[WHAT THIS TASK INVOLVES]:
Copy each line of the records that holds the string "frac".

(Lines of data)
::::::::::

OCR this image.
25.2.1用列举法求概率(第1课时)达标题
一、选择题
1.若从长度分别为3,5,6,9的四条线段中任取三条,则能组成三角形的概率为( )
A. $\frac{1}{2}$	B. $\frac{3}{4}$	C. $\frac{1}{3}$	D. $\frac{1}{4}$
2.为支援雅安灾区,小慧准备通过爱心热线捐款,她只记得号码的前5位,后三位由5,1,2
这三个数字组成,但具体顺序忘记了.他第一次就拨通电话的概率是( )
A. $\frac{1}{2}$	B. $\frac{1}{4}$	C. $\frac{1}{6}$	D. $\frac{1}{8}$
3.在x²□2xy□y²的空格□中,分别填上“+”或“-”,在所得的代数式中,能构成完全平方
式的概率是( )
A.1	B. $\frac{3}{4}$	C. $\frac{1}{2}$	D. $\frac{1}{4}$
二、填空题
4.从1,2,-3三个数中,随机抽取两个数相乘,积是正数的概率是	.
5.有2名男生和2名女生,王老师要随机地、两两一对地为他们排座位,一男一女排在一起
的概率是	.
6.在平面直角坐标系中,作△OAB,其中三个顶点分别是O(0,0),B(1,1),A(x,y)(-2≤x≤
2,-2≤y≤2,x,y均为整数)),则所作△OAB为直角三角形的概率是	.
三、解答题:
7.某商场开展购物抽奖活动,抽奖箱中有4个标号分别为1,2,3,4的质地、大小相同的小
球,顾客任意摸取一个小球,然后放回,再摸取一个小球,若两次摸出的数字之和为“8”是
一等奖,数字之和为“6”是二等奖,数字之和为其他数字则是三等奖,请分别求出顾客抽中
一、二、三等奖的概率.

::::::::::

[RESPONSE]:
A. $\frac{1}{2}$	B. $\frac{3}{4}$	C. $\frac{1}{3}$	D. $\frac{1}{4}$
A. $\frac{1}{2}$	B. $\frac{1}{4}$	C. $\frac{1}{6}$	D. $\frac{1}{8}$
A.1	B. $\frac{3}{4}$	C. $\frac{1}{2}$	D. $\frac{1}{4}$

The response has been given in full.